INFORMATION PROVIDED:
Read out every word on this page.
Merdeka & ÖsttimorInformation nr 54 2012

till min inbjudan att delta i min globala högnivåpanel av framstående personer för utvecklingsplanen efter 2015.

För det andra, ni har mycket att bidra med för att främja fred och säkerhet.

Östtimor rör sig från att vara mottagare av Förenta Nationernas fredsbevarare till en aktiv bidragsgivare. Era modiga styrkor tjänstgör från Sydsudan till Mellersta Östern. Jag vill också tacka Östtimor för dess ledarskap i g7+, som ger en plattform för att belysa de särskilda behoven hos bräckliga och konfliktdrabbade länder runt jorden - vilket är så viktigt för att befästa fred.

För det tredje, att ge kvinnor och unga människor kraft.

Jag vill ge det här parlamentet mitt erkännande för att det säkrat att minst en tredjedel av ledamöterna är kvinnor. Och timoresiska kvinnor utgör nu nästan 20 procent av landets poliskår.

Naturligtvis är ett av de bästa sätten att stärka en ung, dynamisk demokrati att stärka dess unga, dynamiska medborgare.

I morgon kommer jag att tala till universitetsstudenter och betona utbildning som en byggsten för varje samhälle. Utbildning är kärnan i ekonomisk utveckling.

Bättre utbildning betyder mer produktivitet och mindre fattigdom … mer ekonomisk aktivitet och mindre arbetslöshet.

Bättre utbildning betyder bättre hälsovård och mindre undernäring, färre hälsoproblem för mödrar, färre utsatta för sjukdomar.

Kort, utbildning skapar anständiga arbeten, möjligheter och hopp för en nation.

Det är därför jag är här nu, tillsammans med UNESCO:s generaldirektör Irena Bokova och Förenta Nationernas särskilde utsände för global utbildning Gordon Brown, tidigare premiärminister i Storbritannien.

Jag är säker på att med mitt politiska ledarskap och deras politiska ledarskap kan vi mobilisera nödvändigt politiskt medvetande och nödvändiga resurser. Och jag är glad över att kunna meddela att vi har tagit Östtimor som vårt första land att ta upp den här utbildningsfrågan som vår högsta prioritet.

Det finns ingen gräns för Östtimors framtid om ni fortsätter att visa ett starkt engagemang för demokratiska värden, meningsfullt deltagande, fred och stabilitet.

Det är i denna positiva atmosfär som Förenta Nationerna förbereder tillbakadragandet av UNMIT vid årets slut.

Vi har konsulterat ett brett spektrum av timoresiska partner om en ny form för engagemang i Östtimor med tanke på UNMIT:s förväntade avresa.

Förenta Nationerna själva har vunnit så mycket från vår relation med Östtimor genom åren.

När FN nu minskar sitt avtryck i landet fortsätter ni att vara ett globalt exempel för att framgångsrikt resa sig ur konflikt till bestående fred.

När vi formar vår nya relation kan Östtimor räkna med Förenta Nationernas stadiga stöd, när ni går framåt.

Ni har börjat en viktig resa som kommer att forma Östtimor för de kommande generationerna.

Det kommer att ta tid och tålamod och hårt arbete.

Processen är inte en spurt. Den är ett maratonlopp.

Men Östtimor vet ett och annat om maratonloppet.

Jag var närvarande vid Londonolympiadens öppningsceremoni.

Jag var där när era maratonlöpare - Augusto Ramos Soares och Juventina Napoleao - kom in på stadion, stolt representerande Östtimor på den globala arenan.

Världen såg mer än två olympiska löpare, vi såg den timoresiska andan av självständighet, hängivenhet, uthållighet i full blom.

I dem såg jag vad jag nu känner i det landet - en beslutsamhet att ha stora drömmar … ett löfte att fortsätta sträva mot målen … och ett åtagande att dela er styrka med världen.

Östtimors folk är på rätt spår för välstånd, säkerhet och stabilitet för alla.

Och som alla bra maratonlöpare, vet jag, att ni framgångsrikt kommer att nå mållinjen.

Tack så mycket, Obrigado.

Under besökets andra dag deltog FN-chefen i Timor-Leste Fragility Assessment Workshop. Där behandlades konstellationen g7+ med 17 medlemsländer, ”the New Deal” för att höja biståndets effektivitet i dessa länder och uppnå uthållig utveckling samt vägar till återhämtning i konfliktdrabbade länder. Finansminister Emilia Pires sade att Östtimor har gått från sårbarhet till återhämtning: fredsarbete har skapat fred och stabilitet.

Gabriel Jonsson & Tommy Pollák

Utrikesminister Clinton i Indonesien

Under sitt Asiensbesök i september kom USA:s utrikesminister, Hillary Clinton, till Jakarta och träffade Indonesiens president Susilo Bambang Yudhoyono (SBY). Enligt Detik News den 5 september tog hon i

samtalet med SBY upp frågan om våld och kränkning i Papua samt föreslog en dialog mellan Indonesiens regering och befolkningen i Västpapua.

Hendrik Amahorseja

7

THE PROBLEM:
Look over the material above and report each line holding "fortsätter".

RESULT OF THE EXERCISE:
Det finns ingen gräns för Östtimors framtid om ni fortsätter att visa ett starkt engagemang för demokratiska värden, meningsfullt deltagande, fred och stabilitet.
När FN nu minskar sitt avtryck i landet fortsätter ni att vara ett globalt exempel för att framgångsrikt resa sig ur konflikt till bestående fred.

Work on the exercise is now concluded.